▶ [GIVEN REQUEST]: Which lines include the word "保级制度说明"? Copy each of them.

[Data records]
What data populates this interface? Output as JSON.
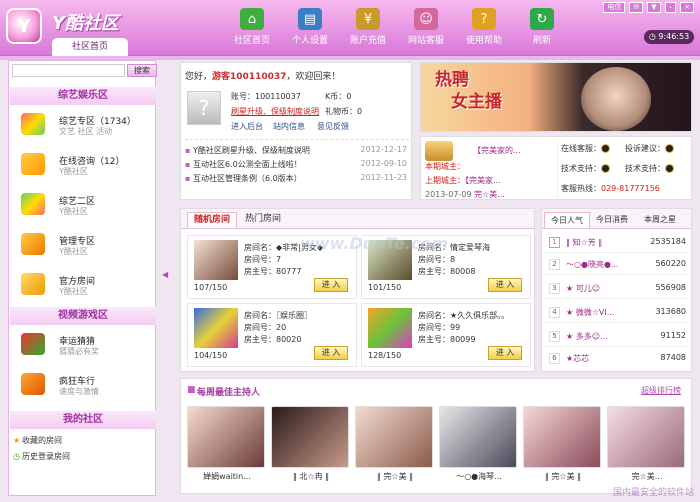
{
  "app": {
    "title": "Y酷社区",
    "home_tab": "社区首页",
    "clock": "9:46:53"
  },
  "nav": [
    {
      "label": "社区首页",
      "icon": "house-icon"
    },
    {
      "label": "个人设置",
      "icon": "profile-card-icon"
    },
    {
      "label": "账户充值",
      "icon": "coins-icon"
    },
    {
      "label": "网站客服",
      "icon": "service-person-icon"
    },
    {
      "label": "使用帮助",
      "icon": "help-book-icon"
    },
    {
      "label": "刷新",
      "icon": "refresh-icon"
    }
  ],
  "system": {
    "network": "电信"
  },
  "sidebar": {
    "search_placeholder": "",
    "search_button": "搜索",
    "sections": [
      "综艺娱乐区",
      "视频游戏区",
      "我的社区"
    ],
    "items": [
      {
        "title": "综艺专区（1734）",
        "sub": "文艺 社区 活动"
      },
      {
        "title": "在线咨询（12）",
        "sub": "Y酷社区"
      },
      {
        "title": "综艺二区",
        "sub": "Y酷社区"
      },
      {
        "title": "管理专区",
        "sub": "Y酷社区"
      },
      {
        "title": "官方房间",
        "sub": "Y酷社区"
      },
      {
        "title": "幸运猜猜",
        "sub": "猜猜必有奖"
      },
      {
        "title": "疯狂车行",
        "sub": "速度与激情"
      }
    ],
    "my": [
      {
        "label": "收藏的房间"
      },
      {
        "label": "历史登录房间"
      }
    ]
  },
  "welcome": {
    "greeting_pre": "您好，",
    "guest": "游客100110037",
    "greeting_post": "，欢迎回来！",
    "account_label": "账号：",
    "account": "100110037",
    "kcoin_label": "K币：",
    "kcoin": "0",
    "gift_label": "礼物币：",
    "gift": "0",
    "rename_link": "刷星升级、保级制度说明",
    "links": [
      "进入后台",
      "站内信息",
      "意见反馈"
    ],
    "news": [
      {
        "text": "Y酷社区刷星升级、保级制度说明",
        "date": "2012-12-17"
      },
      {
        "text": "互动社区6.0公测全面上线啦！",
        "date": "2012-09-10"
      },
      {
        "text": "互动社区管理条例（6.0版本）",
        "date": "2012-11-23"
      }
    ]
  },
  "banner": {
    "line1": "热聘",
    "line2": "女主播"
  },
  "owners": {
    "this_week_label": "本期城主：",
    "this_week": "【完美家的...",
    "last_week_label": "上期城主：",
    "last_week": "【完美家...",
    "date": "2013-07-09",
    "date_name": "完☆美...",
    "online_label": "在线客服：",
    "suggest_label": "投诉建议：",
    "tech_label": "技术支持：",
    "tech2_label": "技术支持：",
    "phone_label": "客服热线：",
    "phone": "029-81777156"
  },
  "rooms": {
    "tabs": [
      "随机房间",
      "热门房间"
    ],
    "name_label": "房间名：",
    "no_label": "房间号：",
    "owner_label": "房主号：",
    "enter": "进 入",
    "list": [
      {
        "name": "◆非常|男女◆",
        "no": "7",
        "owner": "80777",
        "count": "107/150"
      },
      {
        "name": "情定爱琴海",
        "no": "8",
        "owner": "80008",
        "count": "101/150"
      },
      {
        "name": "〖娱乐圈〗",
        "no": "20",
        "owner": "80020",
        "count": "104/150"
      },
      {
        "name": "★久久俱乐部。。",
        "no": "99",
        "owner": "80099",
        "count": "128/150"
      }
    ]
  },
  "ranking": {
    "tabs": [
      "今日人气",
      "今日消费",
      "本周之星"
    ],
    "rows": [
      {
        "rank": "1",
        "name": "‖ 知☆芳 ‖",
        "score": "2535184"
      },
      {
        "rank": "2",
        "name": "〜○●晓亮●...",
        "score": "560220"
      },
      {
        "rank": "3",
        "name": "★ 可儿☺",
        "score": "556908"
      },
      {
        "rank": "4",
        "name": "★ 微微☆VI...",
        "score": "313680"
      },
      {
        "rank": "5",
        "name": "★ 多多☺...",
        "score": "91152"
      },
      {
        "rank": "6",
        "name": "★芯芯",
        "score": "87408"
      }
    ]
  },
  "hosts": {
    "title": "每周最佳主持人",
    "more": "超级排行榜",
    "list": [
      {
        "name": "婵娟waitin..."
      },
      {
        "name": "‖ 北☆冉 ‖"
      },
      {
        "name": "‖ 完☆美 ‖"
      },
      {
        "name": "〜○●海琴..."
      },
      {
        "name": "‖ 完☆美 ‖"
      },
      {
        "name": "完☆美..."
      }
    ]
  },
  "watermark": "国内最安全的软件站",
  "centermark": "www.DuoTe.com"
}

▶ [TASK RESPONSE]:
    "rename_link": "刷星升级、保级制度说明",
        "text": "Y酷社区刷星升级、保级制度说明",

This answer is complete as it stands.